Swap "Patent image size" for "Drawing dimensions" throughout the entries below, and write all of them out again with everything else left unchanged.

*Material provided*
++++++++++++++++++++

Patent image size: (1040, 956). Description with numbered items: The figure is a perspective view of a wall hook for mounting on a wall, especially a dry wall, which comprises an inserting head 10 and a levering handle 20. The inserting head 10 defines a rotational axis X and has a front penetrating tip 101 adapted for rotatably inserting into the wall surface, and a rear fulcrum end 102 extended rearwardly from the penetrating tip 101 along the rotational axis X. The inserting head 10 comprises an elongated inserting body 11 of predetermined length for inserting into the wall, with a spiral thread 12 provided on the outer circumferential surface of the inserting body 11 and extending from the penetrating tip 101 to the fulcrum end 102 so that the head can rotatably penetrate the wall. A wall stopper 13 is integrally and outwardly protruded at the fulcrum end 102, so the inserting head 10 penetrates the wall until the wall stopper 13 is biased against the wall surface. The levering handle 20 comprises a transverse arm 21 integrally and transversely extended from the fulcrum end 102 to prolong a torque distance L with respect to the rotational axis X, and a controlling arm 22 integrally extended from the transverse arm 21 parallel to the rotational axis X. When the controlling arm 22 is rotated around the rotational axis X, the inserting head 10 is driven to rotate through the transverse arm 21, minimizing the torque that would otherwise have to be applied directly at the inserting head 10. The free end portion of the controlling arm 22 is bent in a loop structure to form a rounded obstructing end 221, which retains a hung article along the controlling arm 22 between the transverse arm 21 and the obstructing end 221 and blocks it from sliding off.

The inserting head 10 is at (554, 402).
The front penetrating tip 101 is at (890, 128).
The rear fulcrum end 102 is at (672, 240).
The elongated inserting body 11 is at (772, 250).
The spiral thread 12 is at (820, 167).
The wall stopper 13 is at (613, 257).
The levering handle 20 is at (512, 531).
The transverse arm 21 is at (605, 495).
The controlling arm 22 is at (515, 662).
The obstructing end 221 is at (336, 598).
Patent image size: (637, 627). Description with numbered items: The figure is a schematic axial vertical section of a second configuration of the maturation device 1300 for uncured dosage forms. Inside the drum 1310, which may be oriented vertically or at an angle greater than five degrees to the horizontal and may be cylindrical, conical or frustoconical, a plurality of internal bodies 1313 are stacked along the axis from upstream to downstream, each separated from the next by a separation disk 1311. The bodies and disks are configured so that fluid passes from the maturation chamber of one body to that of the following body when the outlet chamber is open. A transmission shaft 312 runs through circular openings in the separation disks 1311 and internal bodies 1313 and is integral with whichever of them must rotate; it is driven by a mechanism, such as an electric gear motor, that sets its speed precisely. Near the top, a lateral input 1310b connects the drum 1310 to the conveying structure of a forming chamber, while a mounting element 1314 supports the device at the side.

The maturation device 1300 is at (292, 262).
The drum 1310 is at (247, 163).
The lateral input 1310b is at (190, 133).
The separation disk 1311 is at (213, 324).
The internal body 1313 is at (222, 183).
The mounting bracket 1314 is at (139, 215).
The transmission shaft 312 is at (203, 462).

++++++++++++++++++++

*Exercise response*
Drawing dimensions: (1040, 956). Description with numbered items: The figure is a perspective view of a wall hook for mounting on a wall, especially a dry wall, which comprises an inserting head 10 and a levering handle 20. The inserting head 10 defines a rotational axis X and has a front penetrating tip 101 adapted for rotatably inserting into the wall surface, and a rear fulcrum end 102 extended rearwardly from the penetrating tip 101 along the rotational axis X. The inserting head 10 comprises an elongated inserting body 11 of predetermined length for inserting into the wall, with a spiral thread 12 provided on the outer circumferential surface of the inserting body 11 and extending from the penetrating tip 101 to the fulcrum end 102 so that the head can rotatably penetrate the wall. A wall stopper 13 is integrally and outwardly protruded at the fulcrum end 102, so the inserting head 10 penetrates the wall until the wall stopper 13 is biased against the wall surface. The levering handle 20 comprises a transverse arm 21 integrally and transversely extended from the fulcrum end 102 to prolong a torque distance L with respect to the rotational axis X, and a controlling arm 22 integrally extended from the transverse arm 21 parallel to the rotational axis X. When the controlling arm 22 is rotated around the rotational axis X, the inserting head 10 is driven to rotate through the transverse arm 21, minimizing the torque that would otherwise have to be applied directly at the inserting head 10. The free end portion of the controlling arm 22 is bent in a loop structure to form a rounded obstructing end 221, which retains a hung article along the controlling arm 22 between the transverse arm 21 and the obstructing end 221 and blocks it from sliding off.

The inserting head 10 is at (554, 402).
The front penetrating tip 101 is at (890, 128).
The rear fulcrum end 102 is at (672, 240).
The elongated inserting body 11 is at (772, 250).
The spiral thread 12 is at (820, 167).
The wall stopper 13 is at (613, 257).
The levering handle 20 is at (512, 531).
The transverse arm 21 is at (605, 495).
The controlling arm 22 is at (515, 662).
The obstructing end 221 is at (336, 598).
Drawing dimensions: (637, 627). Description with numbered items: The figure is a schematic axial vertical section of a second configuration of the maturation device 1300 for uncured dosage forms. Inside the drum 1310, which may be oriented vertically or at an angle greater than five degrees to the horizontal and may be cylindrical, conical or frustoconical, a plurality of internal bodies 1313 are stacked along the axis from upstream to downstream, each separated from the next by a separation disk 1311. The bodies and disks are configured so that fluid passes from the maturation chamber of one body to that of the following body when the outlet chamber is open. A transmission shaft 312 runs through circular openings in the separation disks 1311 and internal bodies 1313 and is integral with whichever of them must rotate; it is driven by a mechanism, such as an electric gear motor, that sets its speed precisely. Near the top, a lateral input 1310b connects the drum 1310 to the conveying structure of a forming chamber, while a mounting element 1314 supports the device at the side.

The maturation device 1300 is at (292, 262).
The drum 1310 is at (247, 163).
The lateral input 1310b is at (190, 133).
The separation disk 1311 is at (213, 324).
The internal body 1313 is at (222, 183).
The mounting bracket 1314 is at (139, 215).
The transmission shaft 312 is at (203, 462).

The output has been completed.